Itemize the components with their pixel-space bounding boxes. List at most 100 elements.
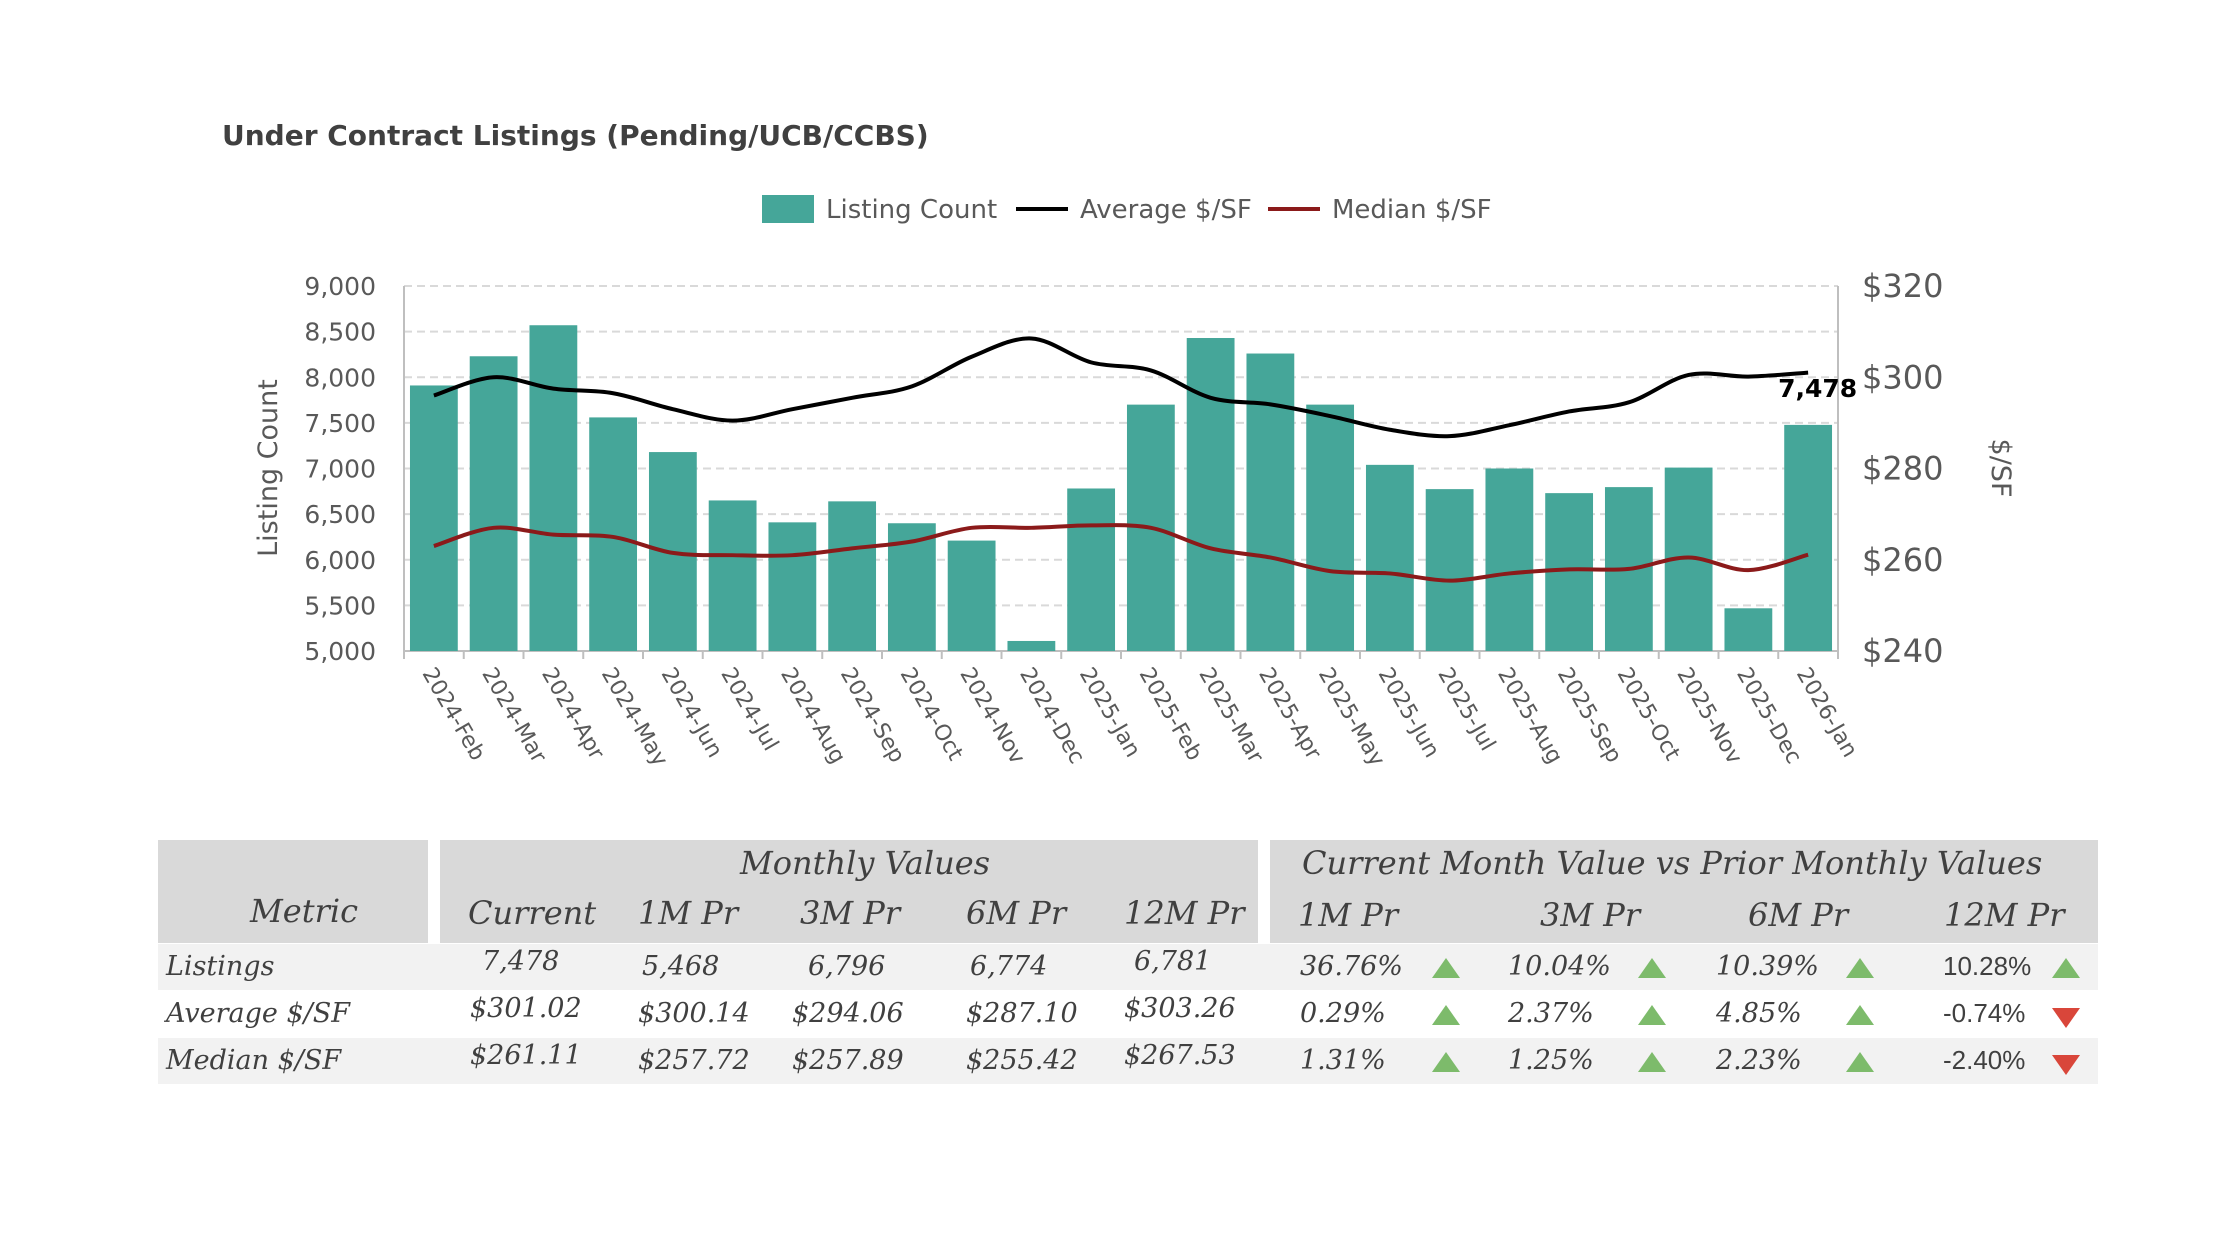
y2-tick-label: $240 bbox=[1862, 632, 1943, 670]
up-arrow-icon bbox=[1638, 1005, 1666, 1025]
x-tick-label: 2025-Jul bbox=[1432, 664, 1500, 756]
bar bbox=[529, 325, 578, 651]
average-psf-line bbox=[433, 336, 1809, 439]
cell-3m: 6,796 bbox=[808, 951, 886, 982]
y-tick-label: 7,500 bbox=[304, 409, 376, 438]
monthly-values-header-cell: Monthly Values Current 1M Pr 3M Pr 6M Pr… bbox=[440, 840, 1258, 943]
table-row-listings: Listings 7,478 5,468 6,796 6,774 6,781 3… bbox=[158, 944, 2098, 990]
cmp-6m: 10.39% bbox=[1716, 951, 1819, 982]
cmp-6m: 2.23% bbox=[1716, 1045, 1802, 1076]
y2-tick-label: $320 bbox=[1862, 267, 1943, 305]
bar bbox=[1365, 464, 1414, 651]
up-arrow-icon bbox=[1846, 1005, 1874, 1025]
row-metric: Median $/SF bbox=[166, 1045, 342, 1076]
col-header-1m: 1M Pr bbox=[638, 894, 739, 932]
up-arrow-icon bbox=[1846, 958, 1874, 978]
cell-1m: 5,468 bbox=[642, 951, 720, 982]
down-arrow-icon bbox=[2052, 1008, 2080, 1028]
bar bbox=[768, 522, 817, 651]
cell-6m: 6,774 bbox=[970, 951, 1048, 982]
metric-header-cell: Metric bbox=[158, 840, 428, 943]
x-tick-label: 2024-Jul bbox=[715, 664, 783, 756]
median-psf-line bbox=[433, 523, 1809, 583]
cell-current: 7,478 bbox=[482, 946, 560, 977]
cmp-12m: -2.40% bbox=[1943, 1045, 2026, 1075]
cmp-6m: 4.85% bbox=[1716, 998, 1802, 1029]
cell-3m: $257.89 bbox=[792, 1045, 904, 1076]
up-arrow-icon bbox=[2052, 958, 2080, 978]
cell-3m: $294.06 bbox=[792, 998, 904, 1029]
bar bbox=[1007, 640, 1056, 651]
cell-12m: $267.53 bbox=[1124, 1040, 1236, 1071]
bar bbox=[1246, 353, 1295, 651]
bar bbox=[1485, 468, 1534, 651]
cell-1m: $257.72 bbox=[638, 1045, 750, 1076]
y2-tick-label: $260 bbox=[1862, 541, 1943, 579]
y-tick-label: 5,000 bbox=[304, 637, 376, 666]
row-metric: Listings bbox=[166, 951, 275, 982]
legend-label-median: Median $/SF bbox=[1332, 195, 1492, 225]
up-arrow-icon bbox=[1638, 958, 1666, 978]
y2-tick-label: $280 bbox=[1862, 450, 1943, 488]
y2-axis-title: $/SF bbox=[1985, 439, 2016, 498]
cmp-header-12m: 12M Pr bbox=[1944, 896, 2065, 934]
row-metric: Average $/SF bbox=[166, 998, 350, 1029]
col-header-6m: 6M Pr bbox=[966, 894, 1067, 932]
cmp-header-6m: 6M Pr bbox=[1748, 896, 1849, 934]
cmp-3m: 1.25% bbox=[1508, 1045, 1594, 1076]
cell-12m: $303.26 bbox=[1124, 993, 1236, 1024]
y-axis-title: Listing Count bbox=[253, 379, 284, 557]
y2-tick-label: $300 bbox=[1862, 358, 1943, 396]
bar bbox=[947, 540, 996, 651]
chart: Under Contract Listings (Pending/UCB/CCB… bbox=[222, 119, 2016, 771]
comparison-header-cell: Current Month Value vs Prior Monthly Val… bbox=[1270, 840, 2098, 943]
cmp-1m: 0.29% bbox=[1300, 998, 1386, 1029]
cell-6m: $287.10 bbox=[966, 998, 1078, 1029]
bar bbox=[1186, 338, 1235, 651]
cell-6m: $255.42 bbox=[966, 1045, 1078, 1076]
chart-title: Under Contract Listings (Pending/UCB/CCB… bbox=[222, 119, 929, 152]
y-tick-label: 6,500 bbox=[304, 500, 376, 529]
table-row-average-psf: Average $/SF $301.02 $300.14 $294.06 $28… bbox=[158, 991, 2098, 1037]
cell-1m: $300.14 bbox=[638, 998, 750, 1029]
up-arrow-icon bbox=[1432, 1052, 1460, 1072]
data-label-last-bar: 7,478 bbox=[1778, 374, 1857, 403]
up-arrow-icon bbox=[1846, 1052, 1874, 1072]
legend-label-listing-count: Listing Count bbox=[826, 195, 997, 225]
bar bbox=[708, 500, 757, 651]
bar bbox=[1425, 489, 1474, 651]
up-arrow-icon bbox=[1432, 1005, 1460, 1025]
table-row-median-psf: Median $/SF $261.11 $257.72 $257.89 $255… bbox=[158, 1038, 2098, 1084]
y-tick-label: 8,500 bbox=[304, 318, 376, 347]
comparison-header: Current Month Value vs Prior Monthly Val… bbox=[1302, 844, 2043, 882]
cmp-header-1m: 1M Pr bbox=[1298, 896, 1399, 934]
up-arrow-icon bbox=[1432, 958, 1460, 978]
legend-swatch-listing-count bbox=[762, 195, 814, 223]
cmp-12m: -0.74% bbox=[1943, 998, 2026, 1028]
cell-current: $261.11 bbox=[470, 1040, 582, 1071]
y-tick-label: 8,000 bbox=[304, 363, 376, 392]
y-tick-label: 7,000 bbox=[304, 455, 376, 484]
cmp-header-3m: 3M Pr bbox=[1540, 896, 1641, 934]
legend-label-average: Average $/SF bbox=[1080, 195, 1252, 225]
bar bbox=[1306, 404, 1355, 651]
cell-12m: 6,781 bbox=[1134, 946, 1212, 977]
col-header-current: Current bbox=[468, 894, 597, 932]
y-tick-label: 6,000 bbox=[304, 546, 376, 575]
bar bbox=[1784, 424, 1833, 651]
cmp-3m: 2.37% bbox=[1508, 998, 1594, 1029]
monthly-values-header: Monthly Values bbox=[740, 844, 991, 882]
bar bbox=[828, 501, 877, 651]
bar bbox=[1067, 488, 1116, 651]
down-arrow-icon bbox=[2052, 1055, 2080, 1075]
cmp-1m: 1.31% bbox=[1300, 1045, 1386, 1076]
cell-current: $301.02 bbox=[470, 993, 582, 1024]
bar bbox=[409, 385, 458, 651]
col-header-12m: 12M Pr bbox=[1124, 894, 1245, 932]
metric-header: Metric bbox=[250, 892, 359, 930]
cmp-3m: 10.04% bbox=[1508, 951, 1611, 982]
y-tick-label: 5,500 bbox=[304, 591, 376, 620]
y-tick-label: 9,000 bbox=[304, 272, 376, 301]
cmp-12m: 10.28% bbox=[1943, 951, 2032, 981]
up-arrow-icon bbox=[1638, 1052, 1666, 1072]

----------------------------------------

▶ _Exercise details_
Render every line of the records above as a JSON list of strings, one string per line, omitting blank lines and leaving the pictures out of the answer.

▶ _Solved exercise_
[
  "Itemize the components with their pixel-space bounding boxes. List at most 100 elements.",
  "y2-tick-label: $240 bbox=[1862, 632, 1943, 670]",
  "up-arrow-icon bbox=[1638, 1005, 1666, 1025]",
  "x-tick-label: 2025-Jul bbox=[1432, 664, 1500, 756]",
  "bar bbox=[529, 325, 578, 651]",
  "average-psf-line bbox=[433, 336, 1809, 439]",
  "cell-3m: 6,796 bbox=[808, 951, 886, 982]",
  "y-tick-label: 7,500 bbox=[304, 409, 376, 438]",
  "monthly-values-header-cell: Monthly Values Current 1M Pr 3M Pr 6M Pr… bbox=[440, 840, 1258, 943]",
  "table-row-listings: Listings 7,478 5,468 6,796 6,774 6,781 3… bbox=[158, 944, 2098, 990]",
  "cmp-6m: 10.39% bbox=[1716, 951, 1819, 982]",
  "cmp-6m: 2.23% bbox=[1716, 1045, 1802, 1076]",
  "y2-tick-label: $320 bbox=[1862, 267, 1943, 305]",
  "bar bbox=[1365, 464, 1414, 651]",
  "up-arrow-icon bbox=[1846, 1005, 1874, 1025]",
  "row-metric: Median $/SF bbox=[166, 1045, 342, 1076]",
  "col-header-1m: 1M Pr bbox=[638, 894, 739, 932]",
  "up-arrow-icon bbox=[1846, 958, 1874, 978]",
  "cell-1m: 5,468 bbox=[642, 951, 720, 982]",
  "down-arrow-icon bbox=[2052, 1008, 2080, 1028]",
  "bar bbox=[768, 522, 817, 651]",
  "cell-6m: 6,774 bbox=[970, 951, 1048, 982]",
  "metric-header-cell: Metric bbox=[158, 840, 428, 943]",
  "x-tick-label: 2024-Jul bbox=[715, 664, 783, 756]",
  "median-psf-line bbox=[433, 523, 1809, 583]",
  "cell-current: 7,478 bbox=[482, 946, 560, 977]",
  "cmp-12m: -2.40% bbox=[1943, 1045, 2026, 1075]",
  "cmp-6m: 4.85% bbox=[1716, 998, 1802, 1029]",
  "cell-3m: $257.89 bbox=[792, 1045, 904, 1076]",
  "up-arrow-icon bbox=[2052, 958, 2080, 978]",
  "cell-3m: $294.06 bbox=[792, 998, 904, 1029]",
  "bar bbox=[1007, 640, 1056, 651]",
  "cell-12m: $267.53 bbox=[1124, 1040, 1236, 1071]",
  "bar bbox=[1246, 353, 1295, 651]",
  "bar bbox=[1485, 468, 1534, 651]",
  "cell-1m: $257.72 bbox=[638, 1045, 750, 1076]",
  "y2-tick-label: $260 bbox=[1862, 541, 1943, 579]",
  "y-tick-label: 5,000 bbox=[304, 637, 376, 666]",
  "row-metric: Listings bbox=[166, 951, 275, 982]",
  "legend-label-median: Median $/SF bbox=[1332, 195, 1492, 225]",
  "up-arrow-icon bbox=[1638, 958, 1666, 978]",
  "y2-tick-label: $280 bbox=[1862, 450, 1943, 488]",
  "y2-axis-title: $/SF bbox=[1985, 439, 2016, 498]",
  "cmp-header-12m: 12M Pr bbox=[1944, 896, 2065, 934]",
  "row-metric: Average $/SF bbox=[166, 998, 350, 1029]",
  "col-header-6m: 6M Pr bbox=[966, 894, 1067, 932]",
  "cmp-header-6m: 6M Pr bbox=[1748, 896, 1849, 934]",
  "cmp-3m: 1.25% bbox=[1508, 1045, 1594, 1076]",
  "cell-12m: $303.26 bbox=[1124, 993, 1236, 1024]",
  "y-axis-title: Listing Count bbox=[253, 379, 284, 557]",
  "y2-tick-label: $300 bbox=[1862, 358, 1943, 396]",
  "bar bbox=[947, 540, 996, 651]",
  "chart: Under Contract Listings (Pending/UCB/CCB… bbox=[222, 119, 2016, 771]",
  "comparison-header-cell: Current Month Value vs Prior Monthly Val… bbox=[1270, 840, 2098, 943]",
  "cmp-1m: 0.29% bbox=[1300, 998, 1386, 1029]",
  "cell-6m: $287.10 bbox=[966, 998, 1078, 1029]",
  "bar bbox=[1186, 338, 1235, 651]",
  "cell-6m: $255.42 bbox=[966, 1045, 1078, 1076]",
  "chart-title: Under Contract Listings (Pending/UCB/CCB… bbox=[222, 119, 929, 152]",
  "y-tick-label: 6,500 bbox=[304, 500, 376, 529]",
  "table-row-average-psf: Average $/SF $301.02 $300.14 $294.06 $28… bbox=[158, 991, 2098, 1037]",
  "cell-1m: $300.14 bbox=[638, 998, 750, 1029]",
  "up-arrow-icon bbox=[1432, 1052, 1460, 1072]",
  "data-label-last-bar: 7,478 bbox=[1778, 374, 1857, 403]",
  "up-arrow-icon bbox=[1846, 1052, 1874, 1072]",
  "legend-label-listing-count: Listing Count bbox=[826, 195, 997, 225]",
  "bar bbox=[708, 500, 757, 651]",
  "bar bbox=[1425, 489, 1474, 651]",
  "up-arrow-icon bbox=[1432, 1005, 1460, 1025]",
  "table-row-median-psf: Median $/SF $261.11 $257.72 $257.89 $255… bbox=[158, 1038, 2098, 1084]",
  "y-tick-label: 8,500 bbox=[304, 318, 376, 347]",
  "comparison-header: Current Month Value vs Prior Monthly Val… bbox=[1302, 844, 2043, 882]",
  "cmp-header-1m: 1M Pr bbox=[1298, 896, 1399, 934]",
  "up-arrow-icon bbox=[1432, 958, 1460, 978]",
  "legend-swatch-listing-count bbox=[762, 195, 814, 223]",
  "cmp-12m: -0.74% bbox=[1943, 998, 2026, 1028]",
  "cell-current: $261.11 bbox=[470, 1040, 582, 1071]",
  "y-tick-label: 8,000 bbox=[304, 363, 376, 392]",
  "y-tick-label: 7,000 bbox=[304, 455, 376, 484]",
  "cmp-header-3m: 3M Pr bbox=[1540, 896, 1641, 934]",
  "legend-label-average: Average $/SF bbox=[1080, 195, 1252, 225]",
  "bar bbox=[1306, 404, 1355, 651]",
  "cell-12m: 6,781 bbox=[1134, 946, 1212, 977]",
  "col-header-current: Current bbox=[468, 894, 597, 932]",
  "y-tick-label: 6,000 bbox=[304, 546, 376, 575]",
  "bar bbox=[1784, 424, 1833, 651]",
  "cmp-3m: 2.37% bbox=[1508, 998, 1594, 1029]",
  "monthly-values-header: Monthly Values bbox=[740, 844, 991, 882]",
  "bar bbox=[828, 501, 877, 651]",
  "bar bbox=[1067, 488, 1116, 651]",
  "down-arrow-icon bbox=[2052, 1055, 2080, 1075]",
  "cmp-1m: 1.31% bbox=[1300, 1045, 1386, 1076]",
  "cell-current: $301.02 bbox=[470, 993, 582, 1024]",
  "bar bbox=[409, 385, 458, 651]",
  "col-header-12m: 12M Pr bbox=[1124, 894, 1245, 932]",
  "metric-header: Metric bbox=[250, 892, 359, 930]",
  "cmp-3m: 10.04% bbox=[1508, 951, 1611, 982]",
  "y-tick-label: 5,500 bbox=[304, 591, 376, 620]",
  "y-tick-label: 9,000 bbox=[304, 272, 376, 301]",
  "cmp-12m: 10.28% bbox=[1943, 951, 2032, 981]",
  "up-arrow-icon bbox=[1638, 1052, 1666, 1072]"
]